• [Challenge]:
Omit every picture while repeating the entries exactly.

• [Collected data entries]:
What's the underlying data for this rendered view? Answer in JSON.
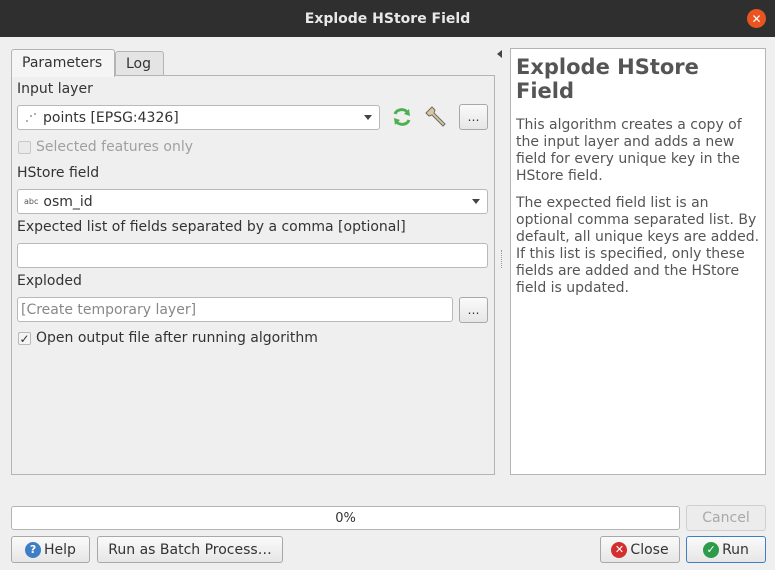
{
  "window": {
    "title": "Explode HStore Field"
  },
  "tabs": [
    {
      "label": "Parameters",
      "active": true
    },
    {
      "label": "Log",
      "active": false
    }
  ],
  "params": {
    "input_layer": {
      "label": "Input layer",
      "value": "points [EPSG:4326]",
      "icon": "point-layer-icon"
    },
    "selected_only": {
      "label": "Selected features only",
      "checked": false,
      "enabled": false
    },
    "hstore_field": {
      "label": "HStore field",
      "value": "osm_id",
      "type_badge": "abc"
    },
    "expected_fields": {
      "label": "Expected list of fields separated by a comma [optional]",
      "value": ""
    },
    "exploded": {
      "label": "Exploded",
      "placeholder": "[Create temporary layer]"
    },
    "open_output": {
      "label": "Open output file after running algorithm",
      "checked": true
    },
    "ellipsis": "…"
  },
  "help": {
    "title": "Explode HStore Field",
    "paragraphs": [
      "This algorithm creates a copy of the input layer and adds a new field for every unique key in the HStore field.",
      "The expected field list is an optional comma separated list. By default, all unique keys are added. If this list is specified, only these fields are added and the HStore field is updated."
    ]
  },
  "progress": {
    "value": 0,
    "text": "0%"
  },
  "buttons": {
    "cancel": "Cancel",
    "help": "Help",
    "batch": "Run as Batch Process…",
    "close": "Close",
    "run": "Run"
  },
  "colors": {
    "titlebar": "#2f2f2f",
    "close_accent": "#e95420",
    "run_border": "#3d7fc4",
    "refresh_green": "#4caf50"
  }
}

• [Task output]:
What's the underlying data for this rendered view? Answer in JSON.
{
  "window": {
    "title": "Explode HStore Field"
  },
  "tabs": [
    {
      "label": "Parameters",
      "active": true
    },
    {
      "label": "Log",
      "active": false
    }
  ],
  "params": {
    "input_layer": {
      "label": "Input layer",
      "value": "points [EPSG:4326]",
      "icon": "point-layer-icon"
    },
    "selected_only": {
      "label": "Selected features only",
      "checked": false,
      "enabled": false
    },
    "hstore_field": {
      "label": "HStore field",
      "value": "osm_id",
      "type_badge": "abc"
    },
    "expected_fields": {
      "label": "Expected list of fields separated by a comma [optional]",
      "value": ""
    },
    "exploded": {
      "label": "Exploded",
      "placeholder": "[Create temporary layer]"
    },
    "open_output": {
      "label": "Open output file after running algorithm",
      "checked": true
    },
    "ellipsis": "…"
  },
  "help": {
    "title": "Explode HStore Field",
    "paragraphs": [
      "This algorithm creates a copy of the input layer and adds a new field for every unique key in the HStore field.",
      "The expected field list is an optional comma separated list. By default, all unique keys are added. If this list is specified, only these fields are added and the HStore field is updated."
    ]
  },
  "progress": {
    "value": 0,
    "text": "0%"
  },
  "buttons": {
    "cancel": "Cancel",
    "help": "Help",
    "batch": "Run as Batch Process…",
    "close": "Close",
    "run": "Run"
  },
  "colors": {
    "titlebar": "#2f2f2f",
    "close_accent": "#e95420",
    "run_border": "#3d7fc4",
    "refresh_green": "#4caf50"
  }
}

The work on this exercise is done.